#### [DOCUMENT EXCERPT]

**********

2023-04-04 Thread Jakub Jelinek via Gcc-patches
Hi!

The following patch unbreaks riscv bootstrap, where it previously failed
on -Werror=format-diag warning promoted to error.

Ok for trunk?

Or shall it say e.g.
"%<-march=%s%>: % extension conflicts with %"
?
Or say if the current condition is true, do
const char *ext = "zfinx";
if (subset_list->lookup ("zdinx"))
  ext = "zdinx";
else if (subset_list->lookup ("zhinx"))
  ext = "zhinx";
else if (subset_list->lookup ("zhinxmin"))
  ext = "zhinxmin";
and
"%<-march=%s%>: %qs extension conflicts with %", arch, ext
?  Or do similar check for which extension to print against it,
const char *ext = "zfinx";
const char *ext2 = "f";
if (subset_list->lookup ("zdinx"))

**********

#### [WHAT YOU ARE ASKED TO DO]
Reproduce the part of the patch message starting with "2023-04-04 Thread Jakub" and going on through "Ok for trunk?".

#### [Stored data entries]

**********

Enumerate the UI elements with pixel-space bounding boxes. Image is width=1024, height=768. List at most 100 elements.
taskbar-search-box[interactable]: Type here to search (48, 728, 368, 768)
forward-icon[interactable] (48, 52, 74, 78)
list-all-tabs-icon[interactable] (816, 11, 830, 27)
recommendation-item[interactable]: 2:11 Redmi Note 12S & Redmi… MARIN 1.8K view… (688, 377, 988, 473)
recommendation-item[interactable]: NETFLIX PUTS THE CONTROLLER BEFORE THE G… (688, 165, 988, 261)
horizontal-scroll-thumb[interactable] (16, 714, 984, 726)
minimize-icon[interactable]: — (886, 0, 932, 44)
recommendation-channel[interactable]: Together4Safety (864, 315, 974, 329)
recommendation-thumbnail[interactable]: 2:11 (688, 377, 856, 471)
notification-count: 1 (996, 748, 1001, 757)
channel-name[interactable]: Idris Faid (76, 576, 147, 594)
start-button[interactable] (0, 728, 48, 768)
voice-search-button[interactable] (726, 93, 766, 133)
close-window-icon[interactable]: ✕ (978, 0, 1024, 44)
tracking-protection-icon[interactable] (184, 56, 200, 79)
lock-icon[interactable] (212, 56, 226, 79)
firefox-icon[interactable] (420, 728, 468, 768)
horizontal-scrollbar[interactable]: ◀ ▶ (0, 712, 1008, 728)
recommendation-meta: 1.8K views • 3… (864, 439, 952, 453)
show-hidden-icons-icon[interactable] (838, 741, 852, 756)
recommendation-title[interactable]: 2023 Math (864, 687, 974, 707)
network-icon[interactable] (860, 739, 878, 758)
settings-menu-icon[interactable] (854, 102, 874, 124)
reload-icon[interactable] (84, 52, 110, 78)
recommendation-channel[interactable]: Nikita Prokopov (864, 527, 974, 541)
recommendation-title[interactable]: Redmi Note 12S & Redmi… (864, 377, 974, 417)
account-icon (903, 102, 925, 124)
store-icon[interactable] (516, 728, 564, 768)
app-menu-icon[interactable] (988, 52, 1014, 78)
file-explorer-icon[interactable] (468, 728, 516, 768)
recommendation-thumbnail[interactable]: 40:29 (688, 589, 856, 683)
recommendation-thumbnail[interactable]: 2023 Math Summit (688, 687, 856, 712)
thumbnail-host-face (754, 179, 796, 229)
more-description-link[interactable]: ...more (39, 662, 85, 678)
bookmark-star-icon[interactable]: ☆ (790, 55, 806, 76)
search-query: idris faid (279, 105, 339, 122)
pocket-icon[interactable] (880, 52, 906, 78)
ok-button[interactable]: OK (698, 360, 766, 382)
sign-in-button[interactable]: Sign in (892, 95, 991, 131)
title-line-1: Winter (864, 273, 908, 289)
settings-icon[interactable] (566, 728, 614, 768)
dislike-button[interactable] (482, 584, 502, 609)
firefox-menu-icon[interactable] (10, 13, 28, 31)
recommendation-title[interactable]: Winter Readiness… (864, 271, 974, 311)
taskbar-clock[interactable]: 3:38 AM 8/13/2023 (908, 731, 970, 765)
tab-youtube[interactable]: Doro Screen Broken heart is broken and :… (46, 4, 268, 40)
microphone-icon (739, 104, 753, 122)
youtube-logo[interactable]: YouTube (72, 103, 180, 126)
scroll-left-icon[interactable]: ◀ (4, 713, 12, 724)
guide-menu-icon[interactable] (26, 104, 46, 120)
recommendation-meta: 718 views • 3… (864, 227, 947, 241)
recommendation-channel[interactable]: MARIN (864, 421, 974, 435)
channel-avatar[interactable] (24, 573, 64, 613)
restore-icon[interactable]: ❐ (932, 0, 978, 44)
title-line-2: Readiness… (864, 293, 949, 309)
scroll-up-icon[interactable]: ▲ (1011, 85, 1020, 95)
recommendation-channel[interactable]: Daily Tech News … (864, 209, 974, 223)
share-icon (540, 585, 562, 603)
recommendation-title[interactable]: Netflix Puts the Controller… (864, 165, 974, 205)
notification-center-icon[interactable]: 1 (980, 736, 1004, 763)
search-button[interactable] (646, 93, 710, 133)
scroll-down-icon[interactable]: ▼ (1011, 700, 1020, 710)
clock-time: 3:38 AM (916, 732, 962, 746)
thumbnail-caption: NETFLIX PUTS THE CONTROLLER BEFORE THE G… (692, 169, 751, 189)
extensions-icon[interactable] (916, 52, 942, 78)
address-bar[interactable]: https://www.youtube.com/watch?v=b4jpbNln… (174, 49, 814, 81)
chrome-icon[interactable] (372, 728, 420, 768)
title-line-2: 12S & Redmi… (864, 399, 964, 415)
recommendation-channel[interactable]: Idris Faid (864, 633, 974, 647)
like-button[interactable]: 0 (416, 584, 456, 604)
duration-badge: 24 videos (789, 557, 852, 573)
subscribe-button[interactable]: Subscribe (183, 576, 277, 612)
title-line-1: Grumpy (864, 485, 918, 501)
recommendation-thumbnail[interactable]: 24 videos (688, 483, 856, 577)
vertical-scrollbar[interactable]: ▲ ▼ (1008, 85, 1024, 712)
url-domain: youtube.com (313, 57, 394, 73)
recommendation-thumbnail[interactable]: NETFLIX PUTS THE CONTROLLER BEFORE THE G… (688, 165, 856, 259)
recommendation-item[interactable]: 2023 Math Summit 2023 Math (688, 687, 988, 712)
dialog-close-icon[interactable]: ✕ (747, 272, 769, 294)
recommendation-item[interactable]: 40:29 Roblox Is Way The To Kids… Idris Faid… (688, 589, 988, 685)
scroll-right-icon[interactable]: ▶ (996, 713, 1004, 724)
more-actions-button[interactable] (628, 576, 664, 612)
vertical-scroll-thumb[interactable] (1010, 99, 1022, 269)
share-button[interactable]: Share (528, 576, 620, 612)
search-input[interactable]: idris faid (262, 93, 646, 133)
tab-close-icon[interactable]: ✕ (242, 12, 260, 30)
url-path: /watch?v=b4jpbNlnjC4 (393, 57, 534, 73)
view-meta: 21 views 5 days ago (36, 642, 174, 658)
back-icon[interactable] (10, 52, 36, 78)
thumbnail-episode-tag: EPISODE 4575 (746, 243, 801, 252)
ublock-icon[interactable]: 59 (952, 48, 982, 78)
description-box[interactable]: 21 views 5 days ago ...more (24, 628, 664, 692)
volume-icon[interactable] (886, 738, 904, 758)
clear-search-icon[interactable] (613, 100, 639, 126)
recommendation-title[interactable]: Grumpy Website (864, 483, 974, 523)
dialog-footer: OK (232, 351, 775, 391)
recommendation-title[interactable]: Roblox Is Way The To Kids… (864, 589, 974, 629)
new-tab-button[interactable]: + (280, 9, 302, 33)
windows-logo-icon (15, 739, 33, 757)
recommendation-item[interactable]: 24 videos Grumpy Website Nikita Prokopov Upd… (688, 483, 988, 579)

**********

#### [TASK RESPONSE]
2023-04-04 Thread Jakub Jelinek via Gcc-patches
Hi!

The following patch unbreaks riscv bootstrap, where it previously failed
on -Werror=format-diag warning promoted to error.

Ok for trunk?